* _Task statement_
Retype every entry in its entirety, without alteration.

* _Records for the task_
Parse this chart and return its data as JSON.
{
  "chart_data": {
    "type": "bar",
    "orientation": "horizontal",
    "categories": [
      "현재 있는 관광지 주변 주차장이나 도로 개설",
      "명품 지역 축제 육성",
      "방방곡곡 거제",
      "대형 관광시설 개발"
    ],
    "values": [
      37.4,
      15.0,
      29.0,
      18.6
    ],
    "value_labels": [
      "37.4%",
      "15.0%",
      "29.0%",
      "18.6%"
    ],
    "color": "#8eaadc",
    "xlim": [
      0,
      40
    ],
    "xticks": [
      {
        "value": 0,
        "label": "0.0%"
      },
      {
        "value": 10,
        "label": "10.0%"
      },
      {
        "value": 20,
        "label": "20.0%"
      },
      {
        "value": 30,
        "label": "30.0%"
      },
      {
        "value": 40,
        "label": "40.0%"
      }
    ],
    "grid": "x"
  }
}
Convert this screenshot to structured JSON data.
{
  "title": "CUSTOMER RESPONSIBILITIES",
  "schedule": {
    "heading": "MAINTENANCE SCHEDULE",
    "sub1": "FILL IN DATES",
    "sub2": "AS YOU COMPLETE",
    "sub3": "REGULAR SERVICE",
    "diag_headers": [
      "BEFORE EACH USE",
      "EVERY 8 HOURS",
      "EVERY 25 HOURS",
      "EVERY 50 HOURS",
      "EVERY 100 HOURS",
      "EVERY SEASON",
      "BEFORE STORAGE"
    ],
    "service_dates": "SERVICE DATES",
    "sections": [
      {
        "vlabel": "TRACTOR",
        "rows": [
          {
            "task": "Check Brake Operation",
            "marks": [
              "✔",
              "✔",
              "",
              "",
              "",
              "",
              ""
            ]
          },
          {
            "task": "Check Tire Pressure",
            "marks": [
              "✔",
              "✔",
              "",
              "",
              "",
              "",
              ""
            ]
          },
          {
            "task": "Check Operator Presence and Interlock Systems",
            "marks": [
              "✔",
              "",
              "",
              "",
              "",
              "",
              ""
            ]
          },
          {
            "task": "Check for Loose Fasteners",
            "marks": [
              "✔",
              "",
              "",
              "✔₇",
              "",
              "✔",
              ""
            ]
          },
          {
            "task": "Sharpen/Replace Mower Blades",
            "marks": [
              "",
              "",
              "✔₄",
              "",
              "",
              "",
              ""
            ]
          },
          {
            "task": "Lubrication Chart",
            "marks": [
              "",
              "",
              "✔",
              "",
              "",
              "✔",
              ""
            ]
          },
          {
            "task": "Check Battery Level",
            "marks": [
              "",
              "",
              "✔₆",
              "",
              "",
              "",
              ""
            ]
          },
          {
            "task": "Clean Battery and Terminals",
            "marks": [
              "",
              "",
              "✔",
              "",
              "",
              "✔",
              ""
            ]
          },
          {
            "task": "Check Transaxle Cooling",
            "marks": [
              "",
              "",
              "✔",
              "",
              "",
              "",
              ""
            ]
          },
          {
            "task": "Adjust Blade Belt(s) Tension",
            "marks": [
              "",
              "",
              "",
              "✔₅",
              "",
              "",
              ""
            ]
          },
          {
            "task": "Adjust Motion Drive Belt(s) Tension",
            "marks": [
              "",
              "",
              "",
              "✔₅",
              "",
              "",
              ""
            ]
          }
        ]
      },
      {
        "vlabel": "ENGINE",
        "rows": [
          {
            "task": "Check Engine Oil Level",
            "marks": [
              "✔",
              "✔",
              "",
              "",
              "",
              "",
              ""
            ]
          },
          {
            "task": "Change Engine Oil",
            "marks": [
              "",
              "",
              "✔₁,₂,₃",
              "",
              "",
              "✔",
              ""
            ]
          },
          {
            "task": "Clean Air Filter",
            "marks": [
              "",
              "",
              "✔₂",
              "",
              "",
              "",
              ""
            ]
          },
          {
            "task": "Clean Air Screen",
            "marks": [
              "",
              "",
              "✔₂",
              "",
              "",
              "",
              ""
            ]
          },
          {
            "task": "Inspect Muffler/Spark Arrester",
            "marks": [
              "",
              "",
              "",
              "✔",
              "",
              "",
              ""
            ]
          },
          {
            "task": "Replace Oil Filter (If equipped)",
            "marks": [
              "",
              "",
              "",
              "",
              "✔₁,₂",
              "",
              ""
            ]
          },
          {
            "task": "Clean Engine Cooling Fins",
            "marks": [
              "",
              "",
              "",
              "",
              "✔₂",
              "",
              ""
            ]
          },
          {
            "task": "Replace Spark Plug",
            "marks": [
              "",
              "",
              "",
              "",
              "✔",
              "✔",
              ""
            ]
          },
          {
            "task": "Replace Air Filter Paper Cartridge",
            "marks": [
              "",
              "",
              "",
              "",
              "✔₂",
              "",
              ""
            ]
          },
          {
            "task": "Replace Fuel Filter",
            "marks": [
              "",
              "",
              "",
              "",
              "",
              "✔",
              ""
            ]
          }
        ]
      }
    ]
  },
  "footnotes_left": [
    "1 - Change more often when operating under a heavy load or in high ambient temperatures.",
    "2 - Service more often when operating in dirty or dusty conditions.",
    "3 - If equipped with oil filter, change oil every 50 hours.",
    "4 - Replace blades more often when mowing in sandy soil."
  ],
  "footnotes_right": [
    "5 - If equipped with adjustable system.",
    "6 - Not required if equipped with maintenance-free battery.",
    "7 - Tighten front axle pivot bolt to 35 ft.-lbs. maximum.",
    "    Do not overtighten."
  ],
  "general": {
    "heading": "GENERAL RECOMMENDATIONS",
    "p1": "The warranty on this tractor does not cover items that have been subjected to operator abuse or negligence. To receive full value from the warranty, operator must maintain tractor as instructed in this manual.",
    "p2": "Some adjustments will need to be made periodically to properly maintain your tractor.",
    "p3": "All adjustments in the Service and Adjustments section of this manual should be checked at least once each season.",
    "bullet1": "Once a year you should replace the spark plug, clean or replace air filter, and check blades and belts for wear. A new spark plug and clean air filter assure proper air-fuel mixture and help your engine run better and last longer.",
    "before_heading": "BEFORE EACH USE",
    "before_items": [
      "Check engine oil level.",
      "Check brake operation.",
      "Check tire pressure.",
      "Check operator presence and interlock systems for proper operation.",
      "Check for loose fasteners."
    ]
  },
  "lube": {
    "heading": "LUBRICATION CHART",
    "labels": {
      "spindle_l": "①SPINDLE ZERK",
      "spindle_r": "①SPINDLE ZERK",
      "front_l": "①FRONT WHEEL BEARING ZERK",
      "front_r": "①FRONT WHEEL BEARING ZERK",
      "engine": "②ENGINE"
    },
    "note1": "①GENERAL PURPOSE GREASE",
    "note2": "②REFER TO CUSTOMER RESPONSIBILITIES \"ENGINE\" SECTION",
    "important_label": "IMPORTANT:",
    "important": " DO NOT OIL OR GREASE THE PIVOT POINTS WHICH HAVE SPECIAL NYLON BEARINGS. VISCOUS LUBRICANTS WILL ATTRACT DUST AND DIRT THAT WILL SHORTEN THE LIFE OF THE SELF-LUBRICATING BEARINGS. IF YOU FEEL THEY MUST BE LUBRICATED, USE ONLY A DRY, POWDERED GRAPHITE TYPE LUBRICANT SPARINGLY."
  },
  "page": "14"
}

* _Correct result_
Parse this chart and return its data as JSON.
{
  "chart_data": {
    "type": "bar",
    "orientation": "horizontal",
    "categories": [
      "현재 있는 관광지 주변 주차장이나 도로 개설",
      "명품 지역 축제 육성",
      "방방곡곡 거제",
      "대형 관광시설 개발"
    ],
    "values": [
      37.4,
      15.0,
      29.0,
      18.6
    ],
    "value_labels": [
      "37.4%",
      "15.0%",
      "29.0%",
      "18.6%"
    ],
    "color": "#8eaadc",
    "xlim": [
      0,
      40
    ],
    "xticks": [
      {
        "value": 0,
        "label": "0.0%"
      },
      {
        "value": 10,
        "label": "10.0%"
      },
      {
        "value": 20,
        "label": "20.0%"
      },
      {
        "value": 30,
        "label": "30.0%"
      },
      {
        "value": 40,
        "label": "40.0%"
      }
    ],
    "grid": "x"
  }
}
Convert this screenshot to structured JSON data.
{
  "title": "CUSTOMER RESPONSIBILITIES",
  "schedule": {
    "heading": "MAINTENANCE SCHEDULE",
    "sub1": "FILL IN DATES",
    "sub2": "AS YOU COMPLETE",
    "sub3": "REGULAR SERVICE",
    "diag_headers": [
      "BEFORE EACH USE",
      "EVERY 8 HOURS",
      "EVERY 25 HOURS",
      "EVERY 50 HOURS",
      "EVERY 100 HOURS",
      "EVERY SEASON",
      "BEFORE STORAGE"
    ],
    "service_dates": "SERVICE DATES",
    "sections": [
      {
        "vlabel": "TRACTOR",
        "rows": [
          {
            "task": "Check Brake Operation",
            "marks": [
              "✔",
              "✔",
              "",
              "",
              "",
              "",
              ""
            ]
          },
          {
            "task": "Check Tire Pressure",
            "marks": [
              "✔",
              "✔",
              "",
              "",
              "",
              "",
              ""
            ]
          },
          {
            "task": "Check Operator Presence and Interlock Systems",
            "marks": [
              "✔",
              "",
              "",
              "",
              "",
              "",
              ""
            ]
          },
          {
            "task": "Check for Loose Fasteners",
            "marks": [
              "✔",
              "",
              "",
              "✔₇",
              "",
              "✔",
              ""
            ]
          },
          {
            "task": "Sharpen/Replace Mower Blades",
            "marks": [
              "",
              "",
              "✔₄",
              "",
              "",
              "",
              ""
            ]
          },
          {
            "task": "Lubrication Chart",
            "marks": [
              "",
              "",
              "✔",
              "",
              "",
              "✔",
              ""
            ]
          },
          {
            "task": "Check Battery Level",
            "marks": [
              "",
              "",
              "✔₆",
              "",
              "",
              "",
              ""
            ]
          },
          {
            "task": "Clean Battery and Terminals",
            "marks": [
              "",
              "",
              "✔",
              "",
              "",
              "✔",
              ""
            ]
          },
          {
            "task": "Check Transaxle Cooling",
            "marks": [
              "",
              "",
              "✔",
              "",
              "",
              "",
              ""
            ]
          },
          {
            "task": "Adjust Blade Belt(s) Tension",
            "marks": [
              "",
              "",
              "",
              "✔₅",
              "",
              "",
              ""
            ]
          },
          {
            "task": "Adjust Motion Drive Belt(s) Tension",
            "marks": [
              "",
              "",
              "",
              "✔₅",
              "",
              "",
              ""
            ]
          }
        ]
      },
      {
        "vlabel": "ENGINE",
        "rows": [
          {
            "task": "Check Engine Oil Level",
            "marks": [
              "✔",
              "✔",
              "",
              "",
              "",
              "",
              ""
            ]
          },
          {
            "task": "Change Engine Oil",
            "marks": [
              "",
              "",
              "✔₁,₂,₃",
              "",
              "",
              "✔",
              ""
            ]
          },
          {
            "task": "Clean Air Filter",
            "marks": [
              "",
              "",
              "✔₂",
              "",
              "",
              "",
              ""
            ]
          },
          {
            "task": "Clean Air Screen",
            "marks": [
              "",
              "",
              "✔₂",
              "",
              "",
              "",
              ""
            ]
          },
          {
            "task": "Inspect Muffler/Spark Arrester",
            "marks": [
              "",
              "",
              "",
              "✔",
              "",
              "",
              ""
            ]
          },
          {
            "task": "Replace Oil Filter (If equipped)",
            "marks": [
              "",
              "",
              "",
              "",
              "✔₁,₂",
              "",
              ""
            ]
          },
          {
            "task": "Clean Engine Cooling Fins",
            "marks": [
              "",
              "",
              "",
              "",
              "✔₂",
              "",
              ""
            ]
          },
          {
            "task": "Replace Spark Plug",
            "marks": [
              "",
              "",
              "",
              "",
              "✔",
              "✔",
              ""
            ]
          },
          {
            "task": "Replace Air Filter Paper Cartridge",
            "marks": [
              "",
              "",
              "",
              "",
              "✔₂",
              "",
              ""
            ]
          },
          {
            "task": "Replace Fuel Filter",
            "marks": [
              "",
              "",
              "",
              "",
              "",
              "✔",
              ""
            ]
          }
        ]
      }
    ]
  },
  "footnotes_left": [
    "1 - Change more often when operating under a heavy load or in high ambient temperatures.",
    "2 - Service more often when operating in dirty or dusty conditions.",
    "3 - If equipped with oil filter, change oil every 50 hours.",
    "4 - Replace blades more often when mowing in sandy soil."
  ],
  "footnotes_right": [
    "5 - If equipped with adjustable system.",
    "6 - Not required if equipped with maintenance-free battery.",
    "7 - Tighten front axle pivot bolt to 35 ft.-lbs. maximum.",
    "    Do not overtighten."
  ],
  "general": {
    "heading": "GENERAL RECOMMENDATIONS",
    "p1": "The warranty on this tractor does not cover items that have been subjected to operator abuse or negligence. To receive full value from the warranty, operator must maintain tractor as instructed in this manual.",
    "p2": "Some adjustments will need to be made periodically to properly maintain your tractor.",
    "p3": "All adjustments in the Service and Adjustments section of this manual should be checked at least once each season.",
    "bullet1": "Once a year you should replace the spark plug, clean or replace air filter, and check blades and belts for wear. A new spark plug and clean air filter assure proper air-fuel mixture and help your engine run better and last longer.",
    "before_heading": "BEFORE EACH USE",
    "before_items": [
      "Check engine oil level.",
      "Check brake operation.",
      "Check tire pressure.",
      "Check operator presence and interlock systems for proper operation.",
      "Check for loose fasteners."
    ]
  },
  "lube": {
    "heading": "LUBRICATION CHART",
    "labels": {
      "spindle_l": "①SPINDLE ZERK",
      "spindle_r": "①SPINDLE ZERK",
      "front_l": "①FRONT WHEEL BEARING ZERK",
      "front_r": "①FRONT WHEEL BEARING ZERK",
      "engine": "②ENGINE"
    },
    "note1": "①GENERAL PURPOSE GREASE",
    "note2": "②REFER TO CUSTOMER RESPONSIBILITIES \"ENGINE\" SECTION",
    "important_label": "IMPORTANT:",
    "important": " DO NOT OIL OR GREASE THE PIVOT POINTS WHICH HAVE SPECIAL NYLON BEARINGS. VISCOUS LUBRICANTS WILL ATTRACT DUST AND DIRT THAT WILL SHORTEN THE LIFE OF THE SELF-LUBRICATING BEARINGS. IF YOU FEEL THEY MUST BE LUBRICATED, USE ONLY A DRY, POWDERED GRAPHITE TYPE LUBRICANT SPARINGLY."
  },
  "page": "14"
}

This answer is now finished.